START

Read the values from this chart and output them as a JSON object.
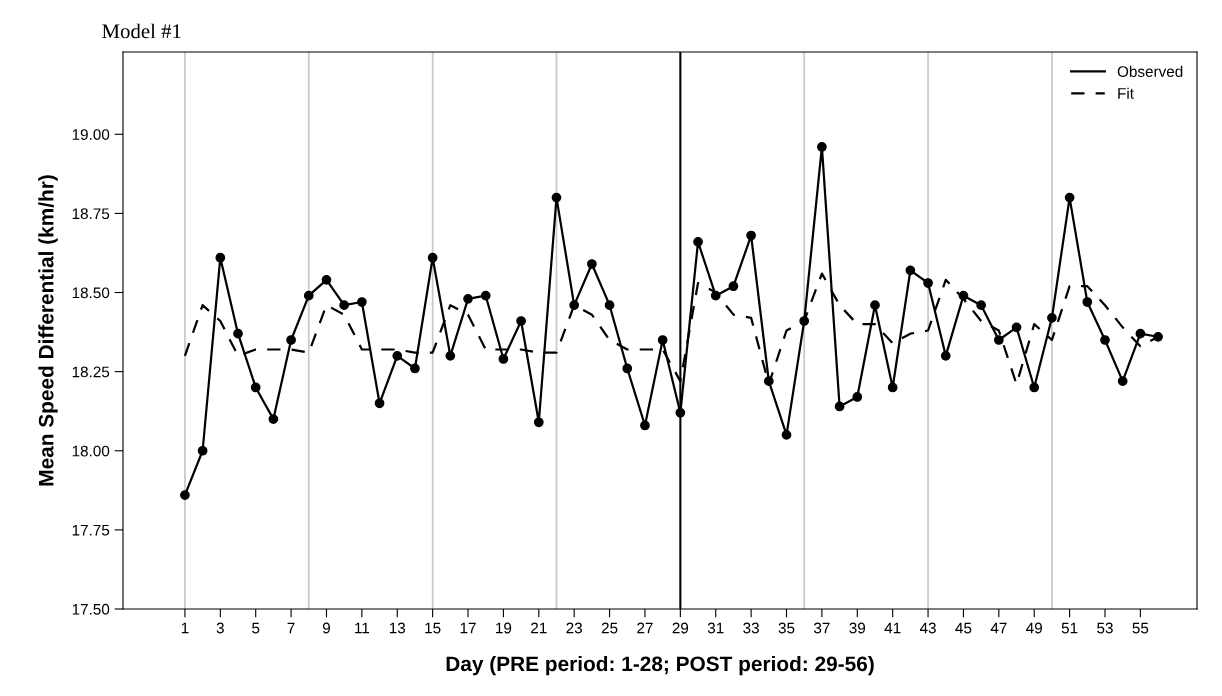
{
  "chart_data": {
    "type": "line",
    "title": "Model #1",
    "xlabel": "Day (PRE period: 1-28; POST period: 29-56)",
    "ylabel": "Mean Speed Differential (km/hr)",
    "x": [
      1,
      2,
      3,
      4,
      5,
      6,
      7,
      8,
      9,
      10,
      11,
      12,
      13,
      14,
      15,
      16,
      17,
      18,
      19,
      20,
      21,
      22,
      23,
      24,
      25,
      26,
      27,
      28,
      29,
      30,
      31,
      32,
      33,
      34,
      35,
      36,
      37,
      38,
      39,
      40,
      41,
      42,
      43,
      44,
      45,
      46,
      47,
      48,
      49,
      50,
      51,
      52,
      53,
      54,
      55,
      56
    ],
    "series": [
      {
        "name": "Observed",
        "color": "#000000",
        "marker": "circle",
        "line_style": "solid",
        "values": [
          17.86,
          18.0,
          18.61,
          18.37,
          18.2,
          18.1,
          18.35,
          18.49,
          18.54,
          18.46,
          18.47,
          18.15,
          18.3,
          18.26,
          18.61,
          18.3,
          18.48,
          18.49,
          18.29,
          18.41,
          18.09,
          18.8,
          18.46,
          18.59,
          18.46,
          18.26,
          18.08,
          18.35,
          18.12,
          18.66,
          18.49,
          18.52,
          18.68,
          18.22,
          18.05,
          18.41,
          18.96,
          18.14,
          18.17,
          18.46,
          18.2,
          18.57,
          18.53,
          18.3,
          18.49,
          18.46,
          18.35,
          18.39,
          18.2,
          18.42,
          18.8,
          18.47,
          18.35,
          18.22,
          18.37,
          18.36
        ]
      },
      {
        "name": "Fit",
        "color": "#000000",
        "marker": "none",
        "line_style": "dashed",
        "values": [
          18.3,
          18.46,
          18.41,
          18.3,
          18.32,
          18.32,
          18.32,
          18.31,
          18.46,
          18.43,
          18.32,
          18.32,
          18.32,
          18.31,
          18.31,
          18.46,
          18.43,
          18.32,
          18.32,
          18.32,
          18.31,
          18.31,
          18.46,
          18.43,
          18.35,
          18.32,
          18.32,
          18.32,
          18.22,
          18.53,
          18.5,
          18.43,
          18.42,
          18.21,
          18.38,
          18.41,
          18.56,
          18.46,
          18.4,
          18.4,
          18.34,
          18.37,
          18.38,
          18.54,
          18.48,
          18.41,
          18.38,
          18.21,
          18.4,
          18.35,
          18.52,
          18.52,
          18.46,
          18.39,
          18.33,
          18.36
        ]
      }
    ],
    "xlim": [
      -2.5,
      58.2
    ],
    "xticks": [
      1,
      3,
      5,
      7,
      9,
      11,
      13,
      15,
      17,
      19,
      21,
      23,
      25,
      27,
      29,
      31,
      33,
      35,
      37,
      39,
      41,
      43,
      45,
      47,
      49,
      51,
      53,
      55
    ],
    "ylim": [
      17.5,
      19.26
    ],
    "yticks": [
      {
        "value": 17.5,
        "label": "17.50"
      },
      {
        "value": 17.75,
        "label": "17.75"
      },
      {
        "value": 18.0,
        "label": "18.00"
      },
      {
        "value": 18.25,
        "label": "18.25"
      },
      {
        "value": 18.5,
        "label": "18.50"
      },
      {
        "value": 18.75,
        "label": "18.75"
      },
      {
        "value": 19.0,
        "label": "19.00"
      }
    ],
    "ref_lines": [
      {
        "axis": "x",
        "value": 1,
        "color": "#c8c8c8"
      },
      {
        "axis": "x",
        "value": 8,
        "color": "#c8c8c8"
      },
      {
        "axis": "x",
        "value": 15,
        "color": "#c8c8c8"
      },
      {
        "axis": "x",
        "value": 22,
        "color": "#c8c8c8"
      },
      {
        "axis": "x",
        "value": 29,
        "color": "#000000"
      },
      {
        "axis": "x",
        "value": 36,
        "color": "#c8c8c8"
      },
      {
        "axis": "x",
        "value": 43,
        "color": "#c8c8c8"
      },
      {
        "axis": "x",
        "value": 50,
        "color": "#c8c8c8"
      }
    ],
    "grid": false,
    "legend": "top right"
  }
}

END

• [Exercise description]
Write out the full set of lines verbatim, without the pictures.

• [Expected answer]
Read the values from this chart and output them as a JSON object.
{
  "chart_data": {
    "type": "line",
    "title": "Model #1",
    "xlabel": "Day (PRE period: 1-28; POST period: 29-56)",
    "ylabel": "Mean Speed Differential (km/hr)",
    "x": [
      1,
      2,
      3,
      4,
      5,
      6,
      7,
      8,
      9,
      10,
      11,
      12,
      13,
      14,
      15,
      16,
      17,
      18,
      19,
      20,
      21,
      22,
      23,
      24,
      25,
      26,
      27,
      28,
      29,
      30,
      31,
      32,
      33,
      34,
      35,
      36,
      37,
      38,
      39,
      40,
      41,
      42,
      43,
      44,
      45,
      46,
      47,
      48,
      49,
      50,
      51,
      52,
      53,
      54,
      55,
      56
    ],
    "series": [
      {
        "name": "Observed",
        "color": "#000000",
        "marker": "circle",
        "line_style": "solid",
        "values": [
          17.86,
          18.0,
          18.61,
          18.37,
          18.2,
          18.1,
          18.35,
          18.49,
          18.54,
          18.46,
          18.47,
          18.15,
          18.3,
          18.26,
          18.61,
          18.3,
          18.48,
          18.49,
          18.29,
          18.41,
          18.09,
          18.8,
          18.46,
          18.59,
          18.46,
          18.26,
          18.08,
          18.35,
          18.12,
          18.66,
          18.49,
          18.52,
          18.68,
          18.22,
          18.05,
          18.41,
          18.96,
          18.14,
          18.17,
          18.46,
          18.2,
          18.57,
          18.53,
          18.3,
          18.49,
          18.46,
          18.35,
          18.39,
          18.2,
          18.42,
          18.8,
          18.47,
          18.35,
          18.22,
          18.37,
          18.36
        ]
      },
      {
        "name": "Fit",
        "color": "#000000",
        "marker": "none",
        "line_style": "dashed",
        "values": [
          18.3,
          18.46,
          18.41,
          18.3,
          18.32,
          18.32,
          18.32,
          18.31,
          18.46,
          18.43,
          18.32,
          18.32,
          18.32,
          18.31,
          18.31,
          18.46,
          18.43,
          18.32,
          18.32,
          18.32,
          18.31,
          18.31,
          18.46,
          18.43,
          18.35,
          18.32,
          18.32,
          18.32,
          18.22,
          18.53,
          18.5,
          18.43,
          18.42,
          18.21,
          18.38,
          18.41,
          18.56,
          18.46,
          18.4,
          18.4,
          18.34,
          18.37,
          18.38,
          18.54,
          18.48,
          18.41,
          18.38,
          18.21,
          18.4,
          18.35,
          18.52,
          18.52,
          18.46,
          18.39,
          18.33,
          18.36
        ]
      }
    ],
    "xlim": [
      -2.5,
      58.2
    ],
    "xticks": [
      1,
      3,
      5,
      7,
      9,
      11,
      13,
      15,
      17,
      19,
      21,
      23,
      25,
      27,
      29,
      31,
      33,
      35,
      37,
      39,
      41,
      43,
      45,
      47,
      49,
      51,
      53,
      55
    ],
    "ylim": [
      17.5,
      19.26
    ],
    "yticks": [
      {
        "value": 17.5,
        "label": "17.50"
      },
      {
        "value": 17.75,
        "label": "17.75"
      },
      {
        "value": 18.0,
        "label": "18.00"
      },
      {
        "value": 18.25,
        "label": "18.25"
      },
      {
        "value": 18.5,
        "label": "18.50"
      },
      {
        "value": 18.75,
        "label": "18.75"
      },
      {
        "value": 19.0,
        "label": "19.00"
      }
    ],
    "ref_lines": [
      {
        "axis": "x",
        "value": 1,
        "color": "#c8c8c8"
      },
      {
        "axis": "x",
        "value": 8,
        "color": "#c8c8c8"
      },
      {
        "axis": "x",
        "value": 15,
        "color": "#c8c8c8"
      },
      {
        "axis": "x",
        "value": 22,
        "color": "#c8c8c8"
      },
      {
        "axis": "x",
        "value": 29,
        "color": "#000000"
      },
      {
        "axis": "x",
        "value": 36,
        "color": "#c8c8c8"
      },
      {
        "axis": "x",
        "value": 43,
        "color": "#c8c8c8"
      },
      {
        "axis": "x",
        "value": 50,
        "color": "#c8c8c8"
      }
    ],
    "grid": false,
    "legend": "top right"
  }
}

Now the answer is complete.